--- STATED TASK ---
Look below. Copy each line that has "Internet" in it.

--- DATA LISTING ---

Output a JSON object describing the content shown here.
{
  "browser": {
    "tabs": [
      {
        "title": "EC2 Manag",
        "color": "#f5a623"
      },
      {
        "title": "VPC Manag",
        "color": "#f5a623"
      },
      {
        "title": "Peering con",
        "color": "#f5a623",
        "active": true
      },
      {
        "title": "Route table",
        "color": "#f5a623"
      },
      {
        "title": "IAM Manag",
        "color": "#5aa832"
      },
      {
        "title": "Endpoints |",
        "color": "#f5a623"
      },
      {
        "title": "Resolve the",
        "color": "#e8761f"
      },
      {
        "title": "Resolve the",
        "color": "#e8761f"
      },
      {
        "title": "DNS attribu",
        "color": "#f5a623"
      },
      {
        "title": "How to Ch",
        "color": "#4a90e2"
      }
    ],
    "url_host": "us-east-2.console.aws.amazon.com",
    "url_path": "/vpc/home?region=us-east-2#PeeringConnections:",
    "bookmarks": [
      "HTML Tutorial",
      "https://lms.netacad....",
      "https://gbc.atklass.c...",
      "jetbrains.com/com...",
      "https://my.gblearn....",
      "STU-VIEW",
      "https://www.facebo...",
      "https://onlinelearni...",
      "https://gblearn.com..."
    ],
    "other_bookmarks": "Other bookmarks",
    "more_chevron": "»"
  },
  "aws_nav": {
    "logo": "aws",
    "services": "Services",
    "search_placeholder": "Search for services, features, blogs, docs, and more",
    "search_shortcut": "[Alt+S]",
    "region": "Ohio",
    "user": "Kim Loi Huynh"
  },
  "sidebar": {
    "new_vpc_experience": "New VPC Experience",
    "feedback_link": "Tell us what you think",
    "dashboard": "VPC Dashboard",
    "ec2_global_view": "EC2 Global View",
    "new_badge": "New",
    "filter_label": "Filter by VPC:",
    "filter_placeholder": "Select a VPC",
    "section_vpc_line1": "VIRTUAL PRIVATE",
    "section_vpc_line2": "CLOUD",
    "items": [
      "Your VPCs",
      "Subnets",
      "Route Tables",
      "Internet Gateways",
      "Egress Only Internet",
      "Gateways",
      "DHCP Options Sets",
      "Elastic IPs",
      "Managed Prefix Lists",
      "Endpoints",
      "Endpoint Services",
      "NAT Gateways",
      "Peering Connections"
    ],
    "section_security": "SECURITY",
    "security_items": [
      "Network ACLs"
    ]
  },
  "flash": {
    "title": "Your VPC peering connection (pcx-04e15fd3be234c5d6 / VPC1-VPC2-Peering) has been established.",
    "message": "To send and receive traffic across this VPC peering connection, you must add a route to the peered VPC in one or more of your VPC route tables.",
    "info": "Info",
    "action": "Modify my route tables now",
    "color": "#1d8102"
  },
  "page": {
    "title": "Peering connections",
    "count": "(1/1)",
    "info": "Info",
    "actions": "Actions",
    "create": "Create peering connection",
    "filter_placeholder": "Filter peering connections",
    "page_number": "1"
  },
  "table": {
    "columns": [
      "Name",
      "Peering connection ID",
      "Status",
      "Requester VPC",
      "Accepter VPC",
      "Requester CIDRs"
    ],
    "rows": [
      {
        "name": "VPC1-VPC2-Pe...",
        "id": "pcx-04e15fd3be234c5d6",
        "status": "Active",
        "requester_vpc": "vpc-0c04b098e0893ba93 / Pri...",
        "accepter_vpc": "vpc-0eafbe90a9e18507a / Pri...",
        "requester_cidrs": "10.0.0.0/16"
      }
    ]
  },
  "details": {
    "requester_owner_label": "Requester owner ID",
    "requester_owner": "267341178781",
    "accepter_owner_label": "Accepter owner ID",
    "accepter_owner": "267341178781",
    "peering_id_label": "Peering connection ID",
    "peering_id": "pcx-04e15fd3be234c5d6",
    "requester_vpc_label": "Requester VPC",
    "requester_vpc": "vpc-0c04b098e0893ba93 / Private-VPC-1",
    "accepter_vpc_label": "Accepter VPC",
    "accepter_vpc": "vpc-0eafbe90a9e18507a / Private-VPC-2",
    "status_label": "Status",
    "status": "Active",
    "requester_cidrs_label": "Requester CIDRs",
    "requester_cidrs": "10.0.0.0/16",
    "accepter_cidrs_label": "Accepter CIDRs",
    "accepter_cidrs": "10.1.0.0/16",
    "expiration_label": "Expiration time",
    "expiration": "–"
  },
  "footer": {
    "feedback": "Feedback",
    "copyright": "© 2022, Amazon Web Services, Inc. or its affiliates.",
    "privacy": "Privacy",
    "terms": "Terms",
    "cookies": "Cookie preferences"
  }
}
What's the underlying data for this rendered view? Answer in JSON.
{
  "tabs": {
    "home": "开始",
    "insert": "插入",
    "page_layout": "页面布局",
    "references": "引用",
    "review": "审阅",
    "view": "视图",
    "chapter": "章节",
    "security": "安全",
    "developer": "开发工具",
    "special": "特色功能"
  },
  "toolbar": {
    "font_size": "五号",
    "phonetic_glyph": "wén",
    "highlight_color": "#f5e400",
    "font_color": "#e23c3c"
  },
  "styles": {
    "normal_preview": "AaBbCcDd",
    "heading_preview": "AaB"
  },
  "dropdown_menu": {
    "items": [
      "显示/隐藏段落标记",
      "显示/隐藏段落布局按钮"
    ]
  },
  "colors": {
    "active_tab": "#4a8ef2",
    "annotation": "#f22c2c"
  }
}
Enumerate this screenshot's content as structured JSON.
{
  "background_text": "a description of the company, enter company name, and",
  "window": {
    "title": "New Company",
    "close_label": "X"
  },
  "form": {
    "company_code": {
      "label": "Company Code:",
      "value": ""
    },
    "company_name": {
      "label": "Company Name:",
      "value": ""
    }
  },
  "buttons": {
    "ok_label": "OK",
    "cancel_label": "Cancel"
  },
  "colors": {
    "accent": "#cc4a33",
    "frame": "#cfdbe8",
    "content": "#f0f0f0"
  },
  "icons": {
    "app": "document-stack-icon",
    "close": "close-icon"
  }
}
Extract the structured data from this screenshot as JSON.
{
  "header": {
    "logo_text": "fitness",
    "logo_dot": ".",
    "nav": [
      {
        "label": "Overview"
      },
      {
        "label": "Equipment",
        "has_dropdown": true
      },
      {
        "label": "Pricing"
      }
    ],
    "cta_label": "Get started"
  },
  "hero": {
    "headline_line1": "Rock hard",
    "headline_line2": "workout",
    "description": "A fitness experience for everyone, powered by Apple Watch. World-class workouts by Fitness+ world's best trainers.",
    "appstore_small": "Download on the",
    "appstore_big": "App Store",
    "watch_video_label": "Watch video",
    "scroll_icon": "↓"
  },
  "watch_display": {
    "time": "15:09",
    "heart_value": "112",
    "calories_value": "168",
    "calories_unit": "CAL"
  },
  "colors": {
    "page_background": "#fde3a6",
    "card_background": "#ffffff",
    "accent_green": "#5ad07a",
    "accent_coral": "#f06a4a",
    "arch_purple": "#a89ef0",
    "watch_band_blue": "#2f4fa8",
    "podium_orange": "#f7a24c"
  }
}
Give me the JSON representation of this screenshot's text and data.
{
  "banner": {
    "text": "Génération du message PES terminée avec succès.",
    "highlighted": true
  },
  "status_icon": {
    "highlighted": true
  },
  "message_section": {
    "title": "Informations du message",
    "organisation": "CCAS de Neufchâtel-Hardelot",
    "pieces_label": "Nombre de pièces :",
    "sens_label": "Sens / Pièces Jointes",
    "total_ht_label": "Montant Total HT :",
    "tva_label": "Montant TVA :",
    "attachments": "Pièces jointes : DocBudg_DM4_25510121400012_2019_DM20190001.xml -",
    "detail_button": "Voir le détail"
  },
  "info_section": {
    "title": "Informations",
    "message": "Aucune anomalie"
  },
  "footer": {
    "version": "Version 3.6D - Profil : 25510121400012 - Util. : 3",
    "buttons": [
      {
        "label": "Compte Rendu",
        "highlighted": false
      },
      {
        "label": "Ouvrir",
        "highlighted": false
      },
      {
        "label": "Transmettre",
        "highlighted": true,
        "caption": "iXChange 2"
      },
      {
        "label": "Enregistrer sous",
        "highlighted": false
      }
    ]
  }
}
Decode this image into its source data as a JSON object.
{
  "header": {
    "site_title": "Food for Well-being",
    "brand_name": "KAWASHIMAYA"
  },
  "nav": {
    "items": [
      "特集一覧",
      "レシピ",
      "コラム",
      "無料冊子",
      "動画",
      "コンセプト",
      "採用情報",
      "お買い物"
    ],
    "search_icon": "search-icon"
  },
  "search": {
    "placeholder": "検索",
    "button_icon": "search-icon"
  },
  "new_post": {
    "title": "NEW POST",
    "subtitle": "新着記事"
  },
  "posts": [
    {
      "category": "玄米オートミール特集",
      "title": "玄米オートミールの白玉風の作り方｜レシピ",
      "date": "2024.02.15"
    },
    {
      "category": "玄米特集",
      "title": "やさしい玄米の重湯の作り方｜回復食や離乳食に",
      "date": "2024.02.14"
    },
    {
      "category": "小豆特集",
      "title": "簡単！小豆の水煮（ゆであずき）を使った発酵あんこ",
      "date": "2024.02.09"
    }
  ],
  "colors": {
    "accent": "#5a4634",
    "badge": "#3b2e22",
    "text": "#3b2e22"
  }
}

--- RESPONSE BELOW ---
      "Internet Gateways",
      "Egress Only Internet",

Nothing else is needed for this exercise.